_WHAT YOU SHOULD DO_
Collect each line holding the string "Shop".

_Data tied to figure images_
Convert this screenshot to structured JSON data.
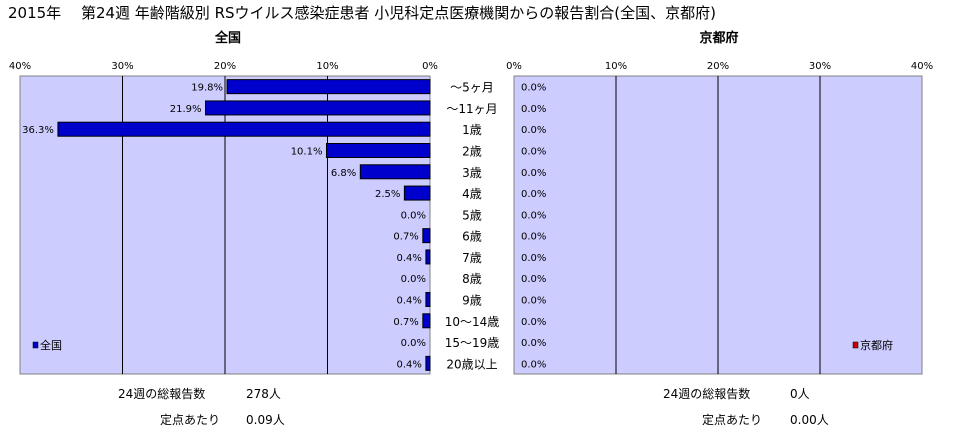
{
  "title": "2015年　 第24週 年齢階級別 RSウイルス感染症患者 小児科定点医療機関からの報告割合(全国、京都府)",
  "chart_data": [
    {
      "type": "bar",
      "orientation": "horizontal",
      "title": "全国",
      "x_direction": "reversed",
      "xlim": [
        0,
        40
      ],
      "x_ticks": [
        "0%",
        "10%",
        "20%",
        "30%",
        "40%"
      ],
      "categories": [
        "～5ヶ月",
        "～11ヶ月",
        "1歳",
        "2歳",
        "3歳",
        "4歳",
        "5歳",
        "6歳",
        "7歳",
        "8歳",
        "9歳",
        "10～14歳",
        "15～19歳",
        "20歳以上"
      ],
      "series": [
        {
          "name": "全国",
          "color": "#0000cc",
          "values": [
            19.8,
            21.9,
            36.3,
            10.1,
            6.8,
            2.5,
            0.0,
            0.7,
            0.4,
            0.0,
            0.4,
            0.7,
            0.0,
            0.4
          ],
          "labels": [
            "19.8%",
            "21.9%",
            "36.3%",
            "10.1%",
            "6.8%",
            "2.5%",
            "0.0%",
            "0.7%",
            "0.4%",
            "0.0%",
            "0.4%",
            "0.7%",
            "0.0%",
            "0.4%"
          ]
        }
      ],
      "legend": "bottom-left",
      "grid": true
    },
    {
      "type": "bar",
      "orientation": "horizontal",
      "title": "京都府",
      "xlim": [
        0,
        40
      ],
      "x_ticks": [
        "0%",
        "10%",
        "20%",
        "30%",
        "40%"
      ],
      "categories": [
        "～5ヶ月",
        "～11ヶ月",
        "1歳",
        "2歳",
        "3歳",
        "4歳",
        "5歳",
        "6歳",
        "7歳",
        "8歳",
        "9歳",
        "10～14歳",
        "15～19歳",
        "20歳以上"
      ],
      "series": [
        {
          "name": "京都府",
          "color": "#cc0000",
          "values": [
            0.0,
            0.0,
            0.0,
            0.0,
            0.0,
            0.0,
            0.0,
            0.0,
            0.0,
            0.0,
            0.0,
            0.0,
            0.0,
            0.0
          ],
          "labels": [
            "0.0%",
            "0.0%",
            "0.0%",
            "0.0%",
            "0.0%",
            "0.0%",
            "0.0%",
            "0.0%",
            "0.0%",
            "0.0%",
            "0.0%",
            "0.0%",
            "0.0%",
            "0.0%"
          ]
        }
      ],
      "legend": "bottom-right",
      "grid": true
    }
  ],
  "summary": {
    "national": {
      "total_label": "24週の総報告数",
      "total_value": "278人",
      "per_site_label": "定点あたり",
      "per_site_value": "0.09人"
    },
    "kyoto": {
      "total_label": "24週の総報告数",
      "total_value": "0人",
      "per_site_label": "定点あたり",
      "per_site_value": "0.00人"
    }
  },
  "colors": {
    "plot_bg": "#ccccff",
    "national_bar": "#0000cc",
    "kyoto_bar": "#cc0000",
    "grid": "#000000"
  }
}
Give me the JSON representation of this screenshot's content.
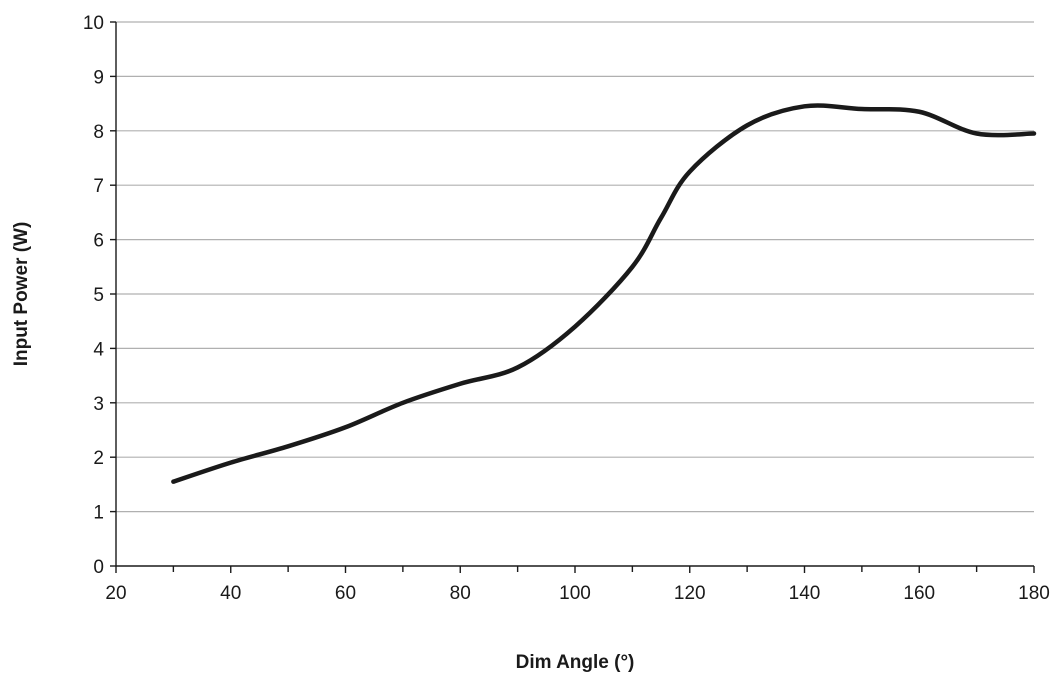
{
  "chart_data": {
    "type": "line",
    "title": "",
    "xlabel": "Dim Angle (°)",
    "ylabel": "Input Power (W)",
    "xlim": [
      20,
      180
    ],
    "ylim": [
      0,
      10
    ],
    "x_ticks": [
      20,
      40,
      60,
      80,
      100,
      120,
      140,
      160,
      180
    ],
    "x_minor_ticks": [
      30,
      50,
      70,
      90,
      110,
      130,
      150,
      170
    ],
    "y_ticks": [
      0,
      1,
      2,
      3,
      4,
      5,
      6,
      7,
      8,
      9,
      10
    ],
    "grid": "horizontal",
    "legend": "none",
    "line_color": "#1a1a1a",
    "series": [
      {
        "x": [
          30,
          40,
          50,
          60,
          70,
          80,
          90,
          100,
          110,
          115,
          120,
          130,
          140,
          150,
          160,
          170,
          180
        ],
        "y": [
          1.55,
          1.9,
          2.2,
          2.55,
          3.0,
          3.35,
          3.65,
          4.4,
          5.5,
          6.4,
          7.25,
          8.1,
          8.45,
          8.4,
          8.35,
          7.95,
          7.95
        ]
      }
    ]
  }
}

--

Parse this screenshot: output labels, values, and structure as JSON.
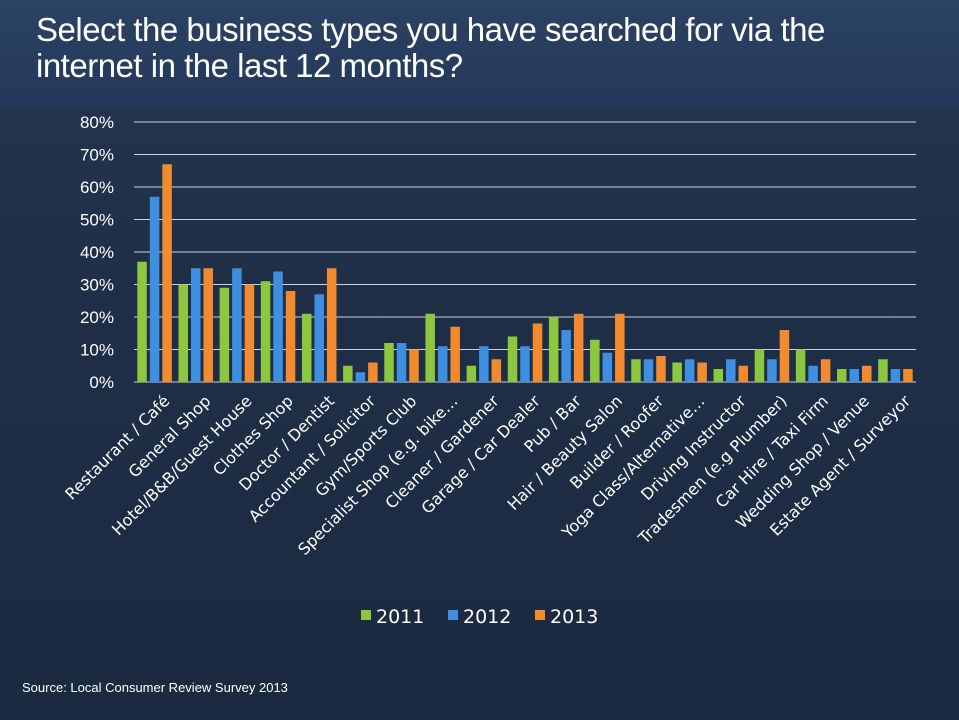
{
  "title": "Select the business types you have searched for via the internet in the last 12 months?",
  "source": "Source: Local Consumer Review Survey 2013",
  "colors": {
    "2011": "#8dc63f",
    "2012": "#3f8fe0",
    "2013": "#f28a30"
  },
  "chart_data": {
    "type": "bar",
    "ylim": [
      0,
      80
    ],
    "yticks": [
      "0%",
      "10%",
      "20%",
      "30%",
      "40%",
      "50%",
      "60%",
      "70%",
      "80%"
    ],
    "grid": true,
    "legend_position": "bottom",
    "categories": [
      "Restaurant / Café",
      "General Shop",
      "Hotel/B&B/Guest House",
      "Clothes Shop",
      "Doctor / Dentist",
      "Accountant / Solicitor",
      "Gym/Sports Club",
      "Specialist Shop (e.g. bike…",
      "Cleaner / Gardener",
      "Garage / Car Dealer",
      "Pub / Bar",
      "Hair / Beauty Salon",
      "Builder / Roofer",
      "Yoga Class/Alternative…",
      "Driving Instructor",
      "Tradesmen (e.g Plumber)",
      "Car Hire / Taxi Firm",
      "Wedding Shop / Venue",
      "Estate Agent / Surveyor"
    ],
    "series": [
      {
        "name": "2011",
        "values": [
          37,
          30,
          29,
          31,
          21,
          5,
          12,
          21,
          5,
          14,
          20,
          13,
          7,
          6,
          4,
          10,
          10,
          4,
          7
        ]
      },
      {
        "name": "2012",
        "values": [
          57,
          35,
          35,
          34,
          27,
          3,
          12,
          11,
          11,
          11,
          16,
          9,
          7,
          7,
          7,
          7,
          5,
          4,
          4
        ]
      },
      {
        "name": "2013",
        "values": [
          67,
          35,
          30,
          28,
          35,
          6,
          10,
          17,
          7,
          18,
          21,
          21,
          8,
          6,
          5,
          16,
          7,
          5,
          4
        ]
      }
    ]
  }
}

_ANSWER TO THE PROBLEM_
      "General Shop",
      "Clothes Shop",
      "Specialist Shop (e.g. bike…",
      "Wedding Shop / Venue",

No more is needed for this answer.